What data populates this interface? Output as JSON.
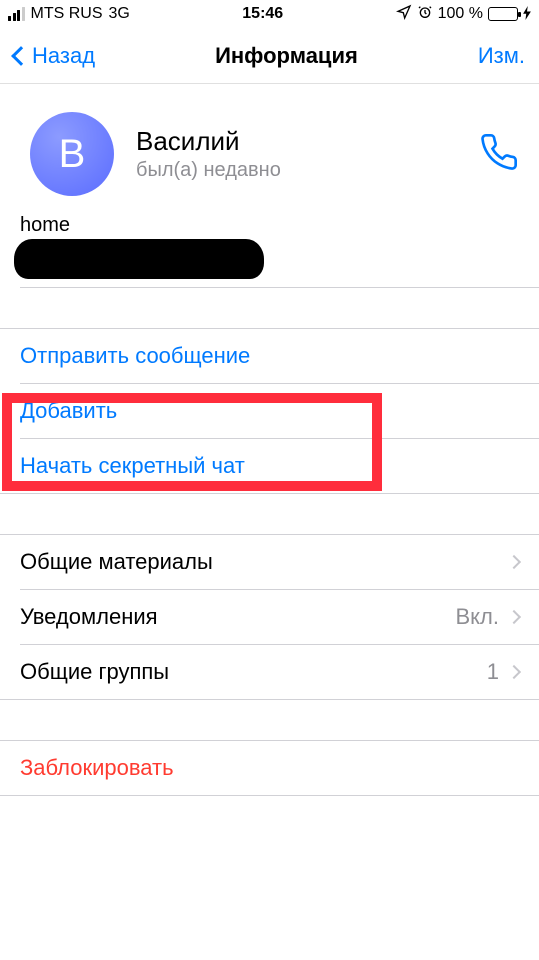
{
  "status": {
    "carrier": "MTS RUS",
    "network": "3G",
    "time": "15:46",
    "battery_text": "100 %"
  },
  "nav": {
    "back": "Назад",
    "title": "Информация",
    "edit": "Изм."
  },
  "profile": {
    "avatar_letter": "В",
    "name": "Василий",
    "status": "был(а) недавно"
  },
  "phone": {
    "label": "home"
  },
  "actions": {
    "send_message": "Отправить сообщение",
    "add": "Добавить",
    "secret_chat": "Начать секретный чат"
  },
  "settings": {
    "shared_media": "Общие материалы",
    "notifications": "Уведомления",
    "notifications_value": "Вкл.",
    "shared_groups": "Общие группы",
    "shared_groups_value": "1"
  },
  "block": {
    "label": "Заблокировать"
  }
}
····················
◆ Your objective ◆
Leave the images out and output the remaining material exactly as it stands.

◆ Answer to this task ◆
What data populates this interface? Output as JSON.
{
  "status": {
    "carrier": "MTS RUS",
    "network": "3G",
    "time": "15:46",
    "battery_text": "100 %"
  },
  "nav": {
    "back": "Назад",
    "title": "Информация",
    "edit": "Изм."
  },
  "profile": {
    "avatar_letter": "В",
    "name": "Василий",
    "status": "был(а) недавно"
  },
  "phone": {
    "label": "home"
  },
  "actions": {
    "send_message": "Отправить сообщение",
    "add": "Добавить",
    "secret_chat": "Начать секретный чат"
  },
  "settings": {
    "shared_media": "Общие материалы",
    "notifications": "Уведомления",
    "notifications_value": "Вкл.",
    "shared_groups": "Общие группы",
    "shared_groups_value": "1"
  },
  "block": {
    "label": "Заблокировать"
  }
}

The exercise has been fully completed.